• _Document segment_:
--*--
Instant Pot Lamb Rezala (Indian Lamb Stew)
Ingredients:
2 lb lamb bone-in
2 cups yogurt whisked (see note 1)
2 tablespoon oil
2 medium onion (roughly chopped)
1 inch ginger (roughly chopped)
4 cloves garlic (roughly chopped)
1-2 green chilies slit (adjust as per taste)
10 cashews (see note 2)
1 teaspoon sugar
1 teaspoon salt (adjust as per taste)
Spices:
2 bay leaves
5-6 cardamom
2-3 sticks cinnamon
5-6 cloves
1 teaspoon whole pepper
1 teaspoon garam masala
Directions:
Whisk or blend the yogurt well, making sure there are no lumps.
Soak the cashews in water for 10 minutes. Grind it into a smooth paste using some water and set it aside.
Grind onion, ginger, and garlic into a smooth paste using a little water.
Make the rezala:
Set the Instant Pot to saute mode and add oil. Once it heats, add the whole spices (bay leaf, cinnamon, whole pepper, cardamom, and cloves) and saute for a few seconds.
--*--
• _Supplied entries_:

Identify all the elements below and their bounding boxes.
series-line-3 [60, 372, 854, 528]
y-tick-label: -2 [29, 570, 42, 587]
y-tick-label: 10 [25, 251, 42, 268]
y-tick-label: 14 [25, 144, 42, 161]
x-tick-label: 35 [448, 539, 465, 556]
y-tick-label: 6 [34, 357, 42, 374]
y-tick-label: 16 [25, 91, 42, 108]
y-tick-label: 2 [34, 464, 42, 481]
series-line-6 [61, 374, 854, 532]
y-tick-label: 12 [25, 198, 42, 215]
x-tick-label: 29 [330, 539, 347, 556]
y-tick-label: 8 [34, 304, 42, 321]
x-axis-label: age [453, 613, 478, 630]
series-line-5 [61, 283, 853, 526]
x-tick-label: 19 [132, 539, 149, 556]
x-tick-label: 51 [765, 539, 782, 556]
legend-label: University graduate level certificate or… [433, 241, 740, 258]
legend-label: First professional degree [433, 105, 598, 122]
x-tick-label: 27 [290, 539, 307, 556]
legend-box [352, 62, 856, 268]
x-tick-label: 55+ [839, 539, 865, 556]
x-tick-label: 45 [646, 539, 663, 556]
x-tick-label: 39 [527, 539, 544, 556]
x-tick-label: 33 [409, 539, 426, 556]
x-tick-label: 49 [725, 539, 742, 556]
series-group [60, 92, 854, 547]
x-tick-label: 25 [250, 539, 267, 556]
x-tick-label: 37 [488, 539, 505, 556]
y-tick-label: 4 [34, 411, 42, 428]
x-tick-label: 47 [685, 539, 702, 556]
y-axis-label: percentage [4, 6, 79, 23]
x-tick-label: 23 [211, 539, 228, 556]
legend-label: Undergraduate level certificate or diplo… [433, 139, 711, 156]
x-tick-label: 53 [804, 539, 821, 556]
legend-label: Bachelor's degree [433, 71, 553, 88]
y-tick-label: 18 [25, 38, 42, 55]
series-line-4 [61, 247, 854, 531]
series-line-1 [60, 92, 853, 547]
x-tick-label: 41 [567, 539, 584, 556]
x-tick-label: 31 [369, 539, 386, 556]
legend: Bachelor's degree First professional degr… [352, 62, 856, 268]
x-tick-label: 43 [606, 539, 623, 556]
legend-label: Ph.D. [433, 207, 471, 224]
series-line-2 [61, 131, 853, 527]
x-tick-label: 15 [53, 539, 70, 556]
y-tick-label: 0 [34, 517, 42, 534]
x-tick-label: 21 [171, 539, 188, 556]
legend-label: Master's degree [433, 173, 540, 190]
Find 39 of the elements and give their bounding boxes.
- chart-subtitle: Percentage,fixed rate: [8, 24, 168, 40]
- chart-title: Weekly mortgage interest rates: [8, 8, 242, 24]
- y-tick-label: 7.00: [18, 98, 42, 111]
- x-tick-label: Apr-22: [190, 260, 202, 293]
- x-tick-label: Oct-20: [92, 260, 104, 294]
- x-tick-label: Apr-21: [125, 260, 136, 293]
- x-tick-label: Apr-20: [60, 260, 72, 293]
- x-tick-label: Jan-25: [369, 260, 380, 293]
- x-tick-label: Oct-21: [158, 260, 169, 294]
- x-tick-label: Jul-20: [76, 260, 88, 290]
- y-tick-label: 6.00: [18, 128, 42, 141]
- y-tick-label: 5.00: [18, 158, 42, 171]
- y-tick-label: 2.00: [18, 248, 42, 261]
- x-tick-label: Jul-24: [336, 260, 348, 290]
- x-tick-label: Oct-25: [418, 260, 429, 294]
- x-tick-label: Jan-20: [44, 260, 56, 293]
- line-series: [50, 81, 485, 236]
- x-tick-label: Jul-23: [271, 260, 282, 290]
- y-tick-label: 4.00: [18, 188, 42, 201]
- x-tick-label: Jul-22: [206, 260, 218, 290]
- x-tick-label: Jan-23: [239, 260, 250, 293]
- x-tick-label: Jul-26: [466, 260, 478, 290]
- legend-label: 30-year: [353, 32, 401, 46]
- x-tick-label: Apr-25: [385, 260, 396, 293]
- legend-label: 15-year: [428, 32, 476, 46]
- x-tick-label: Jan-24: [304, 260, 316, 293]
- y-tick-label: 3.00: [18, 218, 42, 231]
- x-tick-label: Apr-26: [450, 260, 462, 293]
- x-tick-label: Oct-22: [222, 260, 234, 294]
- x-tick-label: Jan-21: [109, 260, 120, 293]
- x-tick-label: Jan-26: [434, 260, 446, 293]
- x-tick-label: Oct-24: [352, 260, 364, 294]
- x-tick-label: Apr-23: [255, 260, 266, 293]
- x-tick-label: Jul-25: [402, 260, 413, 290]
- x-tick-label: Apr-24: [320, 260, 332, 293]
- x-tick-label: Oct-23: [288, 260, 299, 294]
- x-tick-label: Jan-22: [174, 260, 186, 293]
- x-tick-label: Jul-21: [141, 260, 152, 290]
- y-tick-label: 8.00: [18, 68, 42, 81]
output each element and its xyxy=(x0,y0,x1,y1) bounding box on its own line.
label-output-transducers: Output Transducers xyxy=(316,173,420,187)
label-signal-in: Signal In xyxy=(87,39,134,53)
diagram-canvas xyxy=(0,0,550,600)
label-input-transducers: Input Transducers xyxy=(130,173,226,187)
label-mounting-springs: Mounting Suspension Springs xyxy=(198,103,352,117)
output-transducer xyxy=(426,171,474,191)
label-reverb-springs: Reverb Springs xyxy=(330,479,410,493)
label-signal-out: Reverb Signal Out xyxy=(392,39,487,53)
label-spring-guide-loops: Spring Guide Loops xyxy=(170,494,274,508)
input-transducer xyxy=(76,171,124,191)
--*--
Could you extend the Instant Pot lamb rezala recipe, picking up right after its last step of sauteing the whole spices? The lines have nothing to do with the lamb rezala recipe.

• _Result for this task_:
Add the lamb and saute for 2-3 minutes until they are browned.
Next, add the ground onion paste and saute for 2-3 minutes until the raw smell goes.
Next, add the cashew paste, whisked (or blended) yogurt, green chilies, salt, and sugar. Mix well and saute for 1-2 minutes.
Add one cup of water and deglaze the pot.
Secure the lid and pressure cook for 20 minutes on LOW pressure.
Let the pressure come down naturally for 10 minutes, then do a quick release of the remaining pressure.
Add the garam masala and mix well. Serve warm.